[Figure data in JSON]
--- start ---

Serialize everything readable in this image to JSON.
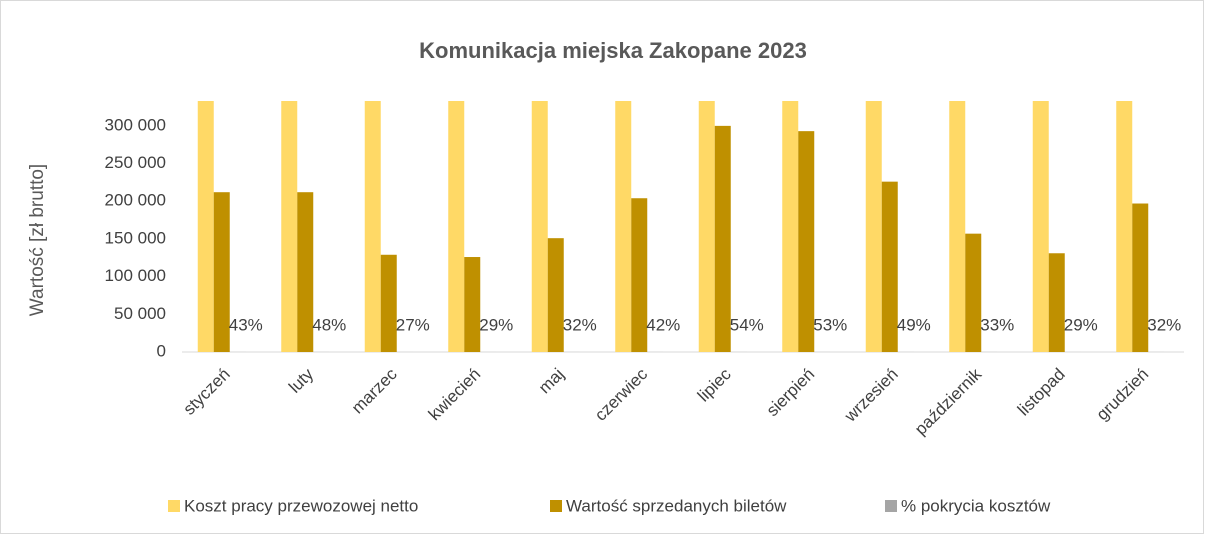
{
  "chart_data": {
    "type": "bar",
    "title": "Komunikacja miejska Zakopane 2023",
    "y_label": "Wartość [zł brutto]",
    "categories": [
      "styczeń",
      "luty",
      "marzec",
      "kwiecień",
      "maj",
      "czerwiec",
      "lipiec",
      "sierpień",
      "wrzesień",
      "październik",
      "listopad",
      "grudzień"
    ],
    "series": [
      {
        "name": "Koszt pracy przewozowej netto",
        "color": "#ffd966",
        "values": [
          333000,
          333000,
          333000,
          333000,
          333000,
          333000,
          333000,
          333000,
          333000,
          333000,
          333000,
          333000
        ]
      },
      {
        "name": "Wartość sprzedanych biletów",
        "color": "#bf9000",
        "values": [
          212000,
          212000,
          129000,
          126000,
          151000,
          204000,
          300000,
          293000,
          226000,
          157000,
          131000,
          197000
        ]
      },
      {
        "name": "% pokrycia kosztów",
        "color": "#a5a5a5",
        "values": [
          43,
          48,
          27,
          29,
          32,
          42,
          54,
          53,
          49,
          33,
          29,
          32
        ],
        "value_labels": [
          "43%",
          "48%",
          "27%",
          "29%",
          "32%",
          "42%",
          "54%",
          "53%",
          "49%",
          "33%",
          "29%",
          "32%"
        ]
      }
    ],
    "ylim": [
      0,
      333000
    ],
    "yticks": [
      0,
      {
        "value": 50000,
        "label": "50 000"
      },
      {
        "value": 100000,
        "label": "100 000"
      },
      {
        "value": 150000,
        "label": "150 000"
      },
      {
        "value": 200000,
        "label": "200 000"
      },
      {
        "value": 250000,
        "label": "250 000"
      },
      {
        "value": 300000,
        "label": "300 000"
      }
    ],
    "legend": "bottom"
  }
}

--- end ---

[PROBLEM DETAILS] Find the word "Wartość" in the data and show each line that holds it.

[FINAL ANSWER]
    "y_label": "Wartość [zł brutto]",
        "name": "Wartość sprzedanych biletów",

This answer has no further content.